--- Start Data section ---

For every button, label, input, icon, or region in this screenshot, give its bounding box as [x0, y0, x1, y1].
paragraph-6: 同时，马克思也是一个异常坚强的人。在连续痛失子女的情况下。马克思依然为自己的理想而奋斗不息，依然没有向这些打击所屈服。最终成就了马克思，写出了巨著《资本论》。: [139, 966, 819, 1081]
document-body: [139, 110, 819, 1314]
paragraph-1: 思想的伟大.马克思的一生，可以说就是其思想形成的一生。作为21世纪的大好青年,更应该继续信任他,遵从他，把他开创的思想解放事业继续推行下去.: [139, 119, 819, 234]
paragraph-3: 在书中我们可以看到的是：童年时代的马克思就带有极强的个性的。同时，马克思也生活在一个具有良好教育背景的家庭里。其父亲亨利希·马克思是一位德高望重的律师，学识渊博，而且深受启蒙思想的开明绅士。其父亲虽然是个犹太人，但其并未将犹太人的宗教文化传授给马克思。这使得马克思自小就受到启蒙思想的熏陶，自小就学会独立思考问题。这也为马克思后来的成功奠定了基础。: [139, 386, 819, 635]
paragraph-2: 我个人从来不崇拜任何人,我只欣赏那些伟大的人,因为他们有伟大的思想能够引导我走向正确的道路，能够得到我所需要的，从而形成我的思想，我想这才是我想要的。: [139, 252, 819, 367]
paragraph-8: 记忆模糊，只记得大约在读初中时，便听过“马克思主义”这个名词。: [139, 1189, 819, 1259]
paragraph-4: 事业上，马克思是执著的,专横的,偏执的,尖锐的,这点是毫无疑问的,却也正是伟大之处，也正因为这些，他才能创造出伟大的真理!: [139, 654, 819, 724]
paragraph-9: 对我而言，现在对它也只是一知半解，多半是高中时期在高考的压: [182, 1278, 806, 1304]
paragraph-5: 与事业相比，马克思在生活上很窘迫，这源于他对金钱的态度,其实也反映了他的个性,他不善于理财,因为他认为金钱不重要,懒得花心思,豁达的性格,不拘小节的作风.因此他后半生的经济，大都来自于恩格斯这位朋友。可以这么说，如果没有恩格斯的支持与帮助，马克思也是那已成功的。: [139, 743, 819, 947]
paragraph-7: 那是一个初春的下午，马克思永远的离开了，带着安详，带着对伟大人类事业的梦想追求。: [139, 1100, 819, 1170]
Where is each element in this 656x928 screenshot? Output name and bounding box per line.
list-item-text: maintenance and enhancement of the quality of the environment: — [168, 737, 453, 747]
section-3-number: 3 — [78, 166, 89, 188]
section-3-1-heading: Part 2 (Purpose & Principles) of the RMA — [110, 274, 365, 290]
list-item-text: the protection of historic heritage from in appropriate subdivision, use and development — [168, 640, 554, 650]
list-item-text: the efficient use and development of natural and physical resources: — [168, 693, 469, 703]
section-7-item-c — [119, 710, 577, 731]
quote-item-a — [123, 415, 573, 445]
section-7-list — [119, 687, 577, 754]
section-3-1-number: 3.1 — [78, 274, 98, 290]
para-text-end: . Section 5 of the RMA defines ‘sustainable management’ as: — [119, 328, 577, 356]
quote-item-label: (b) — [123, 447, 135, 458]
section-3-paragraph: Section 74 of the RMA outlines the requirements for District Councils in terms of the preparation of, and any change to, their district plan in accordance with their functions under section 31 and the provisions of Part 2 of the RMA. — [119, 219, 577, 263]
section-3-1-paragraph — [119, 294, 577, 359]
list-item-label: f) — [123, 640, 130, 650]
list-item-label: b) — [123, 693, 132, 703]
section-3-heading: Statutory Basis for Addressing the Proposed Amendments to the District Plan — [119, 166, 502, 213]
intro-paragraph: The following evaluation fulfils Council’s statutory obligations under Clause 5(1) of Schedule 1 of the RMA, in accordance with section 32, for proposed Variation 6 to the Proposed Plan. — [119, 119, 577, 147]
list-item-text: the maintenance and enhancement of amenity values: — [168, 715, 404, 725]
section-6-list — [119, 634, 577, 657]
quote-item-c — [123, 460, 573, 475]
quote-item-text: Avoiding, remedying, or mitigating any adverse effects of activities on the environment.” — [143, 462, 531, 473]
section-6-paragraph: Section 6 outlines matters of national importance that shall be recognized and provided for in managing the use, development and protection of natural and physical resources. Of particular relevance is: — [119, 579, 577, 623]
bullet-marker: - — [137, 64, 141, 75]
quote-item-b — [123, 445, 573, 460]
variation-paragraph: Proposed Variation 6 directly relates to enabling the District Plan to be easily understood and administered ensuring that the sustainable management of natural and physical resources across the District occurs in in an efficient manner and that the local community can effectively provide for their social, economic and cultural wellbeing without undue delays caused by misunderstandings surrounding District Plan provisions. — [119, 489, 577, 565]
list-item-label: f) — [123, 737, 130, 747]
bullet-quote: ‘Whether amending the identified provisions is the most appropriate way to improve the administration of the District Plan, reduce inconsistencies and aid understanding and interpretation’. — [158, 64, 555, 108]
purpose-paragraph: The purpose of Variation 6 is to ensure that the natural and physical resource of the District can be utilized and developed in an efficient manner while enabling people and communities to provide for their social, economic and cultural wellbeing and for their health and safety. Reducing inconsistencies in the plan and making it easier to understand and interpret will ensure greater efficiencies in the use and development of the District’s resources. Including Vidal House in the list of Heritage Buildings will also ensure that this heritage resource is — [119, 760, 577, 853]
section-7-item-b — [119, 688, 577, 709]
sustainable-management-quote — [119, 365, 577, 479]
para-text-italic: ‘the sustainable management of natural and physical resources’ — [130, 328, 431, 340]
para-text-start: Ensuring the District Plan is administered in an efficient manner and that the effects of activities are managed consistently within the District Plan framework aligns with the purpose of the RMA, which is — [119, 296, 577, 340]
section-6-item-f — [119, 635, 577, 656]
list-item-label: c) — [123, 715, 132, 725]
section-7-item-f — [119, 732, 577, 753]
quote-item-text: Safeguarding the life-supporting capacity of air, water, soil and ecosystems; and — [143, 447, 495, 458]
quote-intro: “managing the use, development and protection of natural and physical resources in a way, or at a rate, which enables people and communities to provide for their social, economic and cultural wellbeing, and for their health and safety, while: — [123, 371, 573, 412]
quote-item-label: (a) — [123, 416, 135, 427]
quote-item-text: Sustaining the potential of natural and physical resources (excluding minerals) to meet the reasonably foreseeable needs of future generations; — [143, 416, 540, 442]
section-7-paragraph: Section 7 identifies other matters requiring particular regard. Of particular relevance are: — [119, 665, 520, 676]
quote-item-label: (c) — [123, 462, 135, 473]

--- End Data section ---

> _Exercise aim_
Arrange every line of the items above as a numbered list, omitting any blank lines.

> _Written reply_
1. For every button, label, input, icon, or region in this screenshot, give its bounding box as [x0, y0, x1, y1].
2. paragraph-6: 同时，马克思也是一个异常坚强的人。在连续痛失子女的情况下。马克思依然为自己的理想而奋斗不息，依然没有向这些打击所屈服。最终成就了马克思，写出了巨著《资本论》。: [139, 966, 819, 1081]
3. document-body: [139, 110, 819, 1314]
4. paragraph-1: 思想的伟大.马克思的一生，可以说就是其思想形成的一生。作为21世纪的大好青年,更应该继续信任他,遵从他，把他开创的思想解放事业继续推行下去.: [139, 119, 819, 234]
5. paragraph-3: 在书中我们可以看到的是：童年时代的马克思就带有极强的个性的。同时，马克思也生活在一个具有良好教育背景的家庭里。其父亲亨利希·马克思是一位德高望重的律师，学识渊博，而且深受启蒙思想的开明绅士。其父亲虽然是个犹太人，但其并未将犹太人的宗教文化传授给马克思。这使得马克思自小就受到启蒙思想的熏陶，自小就学会独立思考问题。这也为马克思后来的成功奠定了基础。: [139, 386, 819, 635]
6. paragraph-2: 我个人从来不崇拜任何人,我只欣赏那些伟大的人,因为他们有伟大的思想能够引导我走向正确的道路，能够得到我所需要的，从而形成我的思想，我想这才是我想要的。: [139, 252, 819, 367]
7. paragraph-8: 记忆模糊，只记得大约在读初中时，便听过“马克思主义”这个名词。: [139, 1189, 819, 1259]
8. paragraph-4: 事业上，马克思是执著的,专横的,偏执的,尖锐的,这点是毫无疑问的,却也正是伟大之处，也正因为这些，他才能创造出伟大的真理!: [139, 654, 819, 724]
9. paragraph-9: 对我而言，现在对它也只是一知半解，多半是高中时期在高考的压: [182, 1278, 806, 1304]
10. paragraph-5: 与事业相比，马克思在生活上很窘迫，这源于他对金钱的态度,其实也反映了他的个性,他不善于理财,因为他认为金钱不重要,懒得花心思,豁达的性格,不拘小节的作风.因此他后半生的经济，大都来自于恩格斯这位朋友。可以这么说，如果没有恩格斯的支持与帮助，马克思也是那已成功的。: [139, 743, 819, 947]
11. paragraph-7: 那是一个初春的下午，马克思永远的离开了，带着安详，带着对伟大人类事业的梦想追求。: [139, 1100, 819, 1170]
12. Where is each element in this 656x928 screenshot? Output name and bounding box per line.
13. list-item-text: maintenance and enhancement of the quality of the environment: — [168, 737, 453, 747]
14. section-3-number: 3 — [78, 166, 89, 188]
15. section-3-1-heading: Part 2 (Purpose & Principles) of the RMA — [110, 274, 365, 290]
16. list-item-text: the protection of historic heritage from in appropriate subdivision, use and development — [168, 640, 554, 650]
17. list-item-text: the efficient use and development of natural and physical resources: — [168, 693, 469, 703]
18. section-7-item-c — [119, 710, 577, 731]
19. quote-item-a — [123, 415, 573, 445]
20. section-7-list — [119, 687, 577, 754]
21. section-3-1-number: 3.1 — [78, 274, 98, 290]
22. para-text-end: . Section 5 of the RMA defines ‘sustainable management’ as: — [119, 328, 577, 356]
23. quote-item-label: (b) — [123, 447, 135, 458]
24. section-3-paragraph: Section 74 of the RMA outlines the requirements for District Councils in terms of the preparation of, and any change to, their district plan in accordance with their functions under section 31 and the provisions of Part 2 of the RMA. — [119, 219, 577, 263]
25. section-3-1-paragraph — [119, 294, 577, 359]
26. list-item-label: f) — [123, 640, 130, 650]
27. list-item-label: b) — [123, 693, 132, 703]
28. section-3-heading: Statutory Basis for Addressing the Proposed Amendments to the District Plan — [119, 166, 502, 213]
29. intro-paragraph: The following evaluation fulfils Council’s statutory obligations under Clause 5(1) of Schedule 1 of the RMA, in accordance with section 32, for proposed Variation 6 to the Proposed Plan. — [119, 119, 577, 147]
30. list-item-text: the maintenance and enhancement of amenity values: — [168, 715, 404, 725]
31. section-6-list — [119, 634, 577, 657]
32. quote-item-c — [123, 460, 573, 475]
33. quote-item-text: Avoiding, remedying, or mitigating any adverse effects of activities on the environment.” — [143, 462, 531, 473]
34. section-6-paragraph: Section 6 outlines matters of national importance that shall be recognized and provided for in managing the use, development and protection of natural and physical resources. Of particular relevance is: — [119, 579, 577, 623]
35. bullet-marker: - — [137, 64, 141, 75]
36. quote-item-b — [123, 445, 573, 460]
37. variation-paragraph: Proposed Variation 6 directly relates to enabling the District Plan to be easily understood and administered ensuring that the sustainable management of natural and physical resources across the District occurs in in an efficient manner and that the local community can effectively provide for their social, economic and cultural wellbeing without undue delays caused by misunderstandings surrounding District Plan provisions. — [119, 489, 577, 565]
38. list-item-label: f) — [123, 737, 130, 747]
39. bullet-quote: ‘Whether amending the identified provisions is the most appropriate way to improve the administration of the District Plan, reduce inconsistencies and aid understanding and interpretation’. — [158, 64, 555, 108]
40. purpose-paragraph: The purpose of Variation 6 is to ensure that the natural and physical resource of the District can be utilized and developed in an efficient manner while enabling people and communities to provide for their social, economic and cultural wellbeing and for their health and safety. Reducing inconsistencies in the plan and making it easier to understand and interpret will ensure greater efficiencies in the use and development of the District’s resources. Including Vidal House in the list of Heritage Buildings will also ensure that this heritage resource is — [119, 760, 577, 853]
41. section-7-item-b — [119, 688, 577, 709]
42. sustainable-management-quote — [119, 365, 577, 479]
43. para-text-italic: ‘the sustainable management of natural and physical resources’ — [130, 328, 431, 340]
44. para-text-start: Ensuring the District Plan is administered in an efficient manner and that the effects of activities are managed consistently within the District Plan framework aligns with the purpose of the RMA, which is — [119, 296, 577, 340]
45. section-6-item-f — [119, 635, 577, 656]
46. list-item-label: c) — [123, 715, 132, 725]
47. section-7-item-f — [119, 732, 577, 753]
48. quote-item-text: Safeguarding the life-supporting capacity of air, water, soil and ecosystems; and — [143, 447, 495, 458]
49. quote-intro: “managing the use, development and protection of natural and physical resources in a way, or at a rate, which enables people and communities to provide for their social, economic and cultural wellbeing, and for their health and safety, while: — [123, 371, 573, 412]
50. quote-item-label: (a) — [123, 416, 135, 427]
51. quote-item-text: Sustaining the potential of natural and physical resources (excluding minerals) to meet the reasonably foreseeable needs of future generations; — [143, 416, 540, 442]
52. section-7-paragraph: Section 7 identifies other matters requiring particular regard. Of particular relevance are: — [119, 665, 520, 676]
53. quote-item-label: (c) — [123, 462, 135, 473]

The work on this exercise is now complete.